Instruction ▸
Repeat each entry exactly and drop the pictures.
======== Entries supplied ========
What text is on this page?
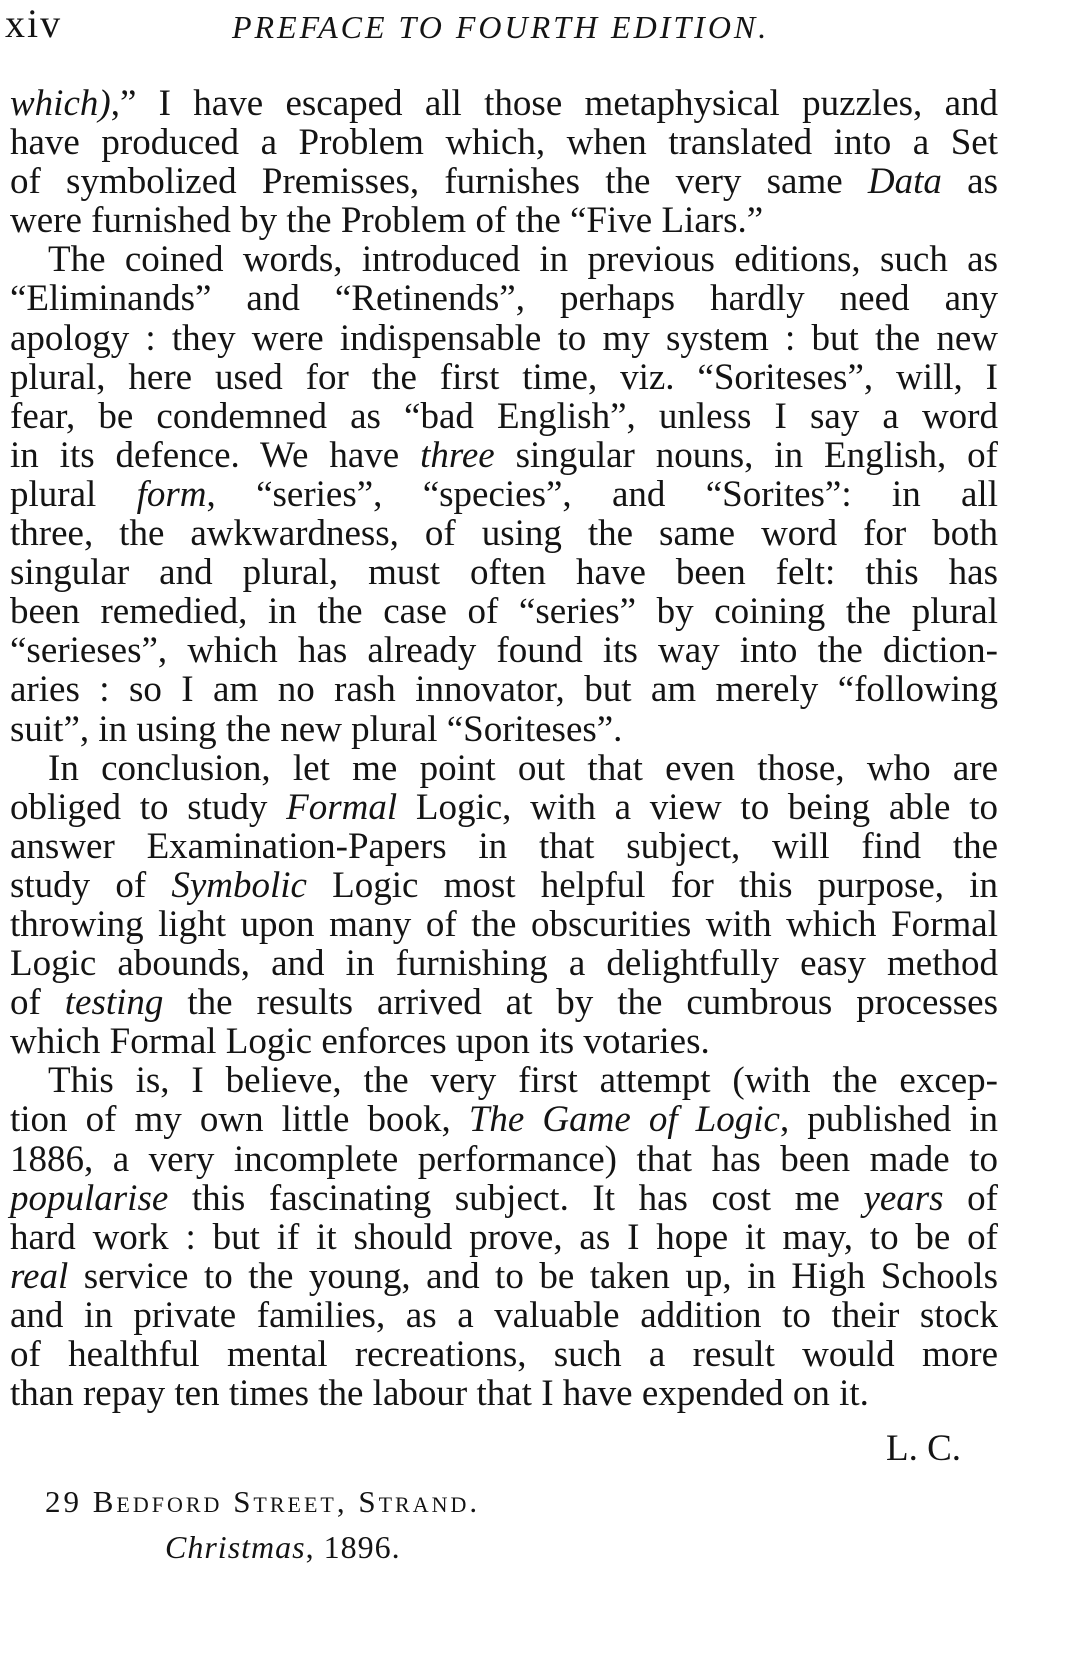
xiv	PREFACE TO FOURTH EDITION.
which),” I have escaped all those metaphysical puzzles, and
have produced a Problem which, when translated into a Set
of symbolized Premisses, furnishes the very same Data as
were furnished by the Problem of the “Five Liars.”
The coined words, introduced in previous editions, such as
“Eliminands” and “Retinends”, perhaps hardly need any
apology : they were indispensable to my system : but the new
plural, here used for the first time, viz. “Soriteses”, will, I
fear, be condemned as “bad English”, unless I say a word
in its defence. We have three singular nouns, in English, of
plural form, “series”, “species”, and “Sorites”: in all
three, the awkwardness, of using the same word for both
singular and plural, must often have been felt: this has
been remedied, in the case of “series” by coining the plural
“serieses”, which has already found its way into the diction-
aries : so I am no rash innovator, but am merely “following
suit”, in using the new plural “Soriteses”.
In conclusion, let me point out that even those, who are
obliged to study Formal Logic, with a view to being able to
answer Examination-Papers in that subject, will find the
study of Symbolic Logic most helpful for this purpose, in
throwing light upon many of the obscurities with which Formal
Logic abounds, and in furnishing a delightfully easy method
of testing the results arrived at by the cumbrous processes
which Formal Logic enforces upon its votaries.
This is, I believe, the very first attempt (with the excep-
tion of my own little book, The Game of Logic, published in
1886, a very incomplete performance) that has been made to
popularise this fascinating subject. It has cost me years of
hard work : but if it should prove, as I hope it may, to be of
real service to the young, and to be taken up, in High Schools
and in private families, as a valuable addition to their stock
of healthful mental recreations, such a result would more
than repay ten times the labour that I have expended on it.
L. C.
29 Bedford Street, Strand.
Christmas, 1896.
========
In response ▸
What text is on this page?
xiv	PREFACE TO FOURTH EDITION.
which),” I have escaped all those metaphysical puzzles, and
have produced a Problem which, when translated into a Set
of symbolized Premisses, furnishes the very same Data as
were furnished by the Problem of the “Five Liars.”
The coined words, introduced in previous editions, such as
“Eliminands” and “Retinends”, perhaps hardly need any
apology : they were indispensable to my system : but the new
plural, here used for the first time, viz. “Soriteses”, will, I
fear, be condemned as “bad English”, unless I say a word
in its defence. We have three singular nouns, in English, of
plural form, “series”, “species”, and “Sorites”: in all
three, the awkwardness, of using the same word for both
singular and plural, must often have been felt: this has
been remedied, in the case of “series” by coining the plural
“serieses”, which has already found its way into the diction-
aries : so I am no rash innovator, but am merely “following
suit”, in using the new plural “Soriteses”.
In conclusion, let me point out that even those, who are
obliged to study Formal Logic, with a view to being able to
answer Examination-Papers in that subject, will find the
study of Symbolic Logic most helpful for this purpose, in
throwing light upon many of the obscurities with which Formal
Logic abounds, and in furnishing a delightfully easy method
of testing the results arrived at by the cumbrous processes
which Formal Logic enforces upon its votaries.
This is, I believe, the very first attempt (with the excep-
tion of my own little book, The Game of Logic, published in
1886, a very incomplete performance) that has been made to
popularise this fascinating subject. It has cost me years of
hard work : but if it should prove, as I hope it may, to be of
real service to the young, and to be taken up, in High Schools
and in private families, as a valuable addition to their stock
of healthful mental recreations, such a result would more
than repay ten times the labour that I have expended on it.
L. C.
29 Bedford Street, Strand.
Christmas, 1896.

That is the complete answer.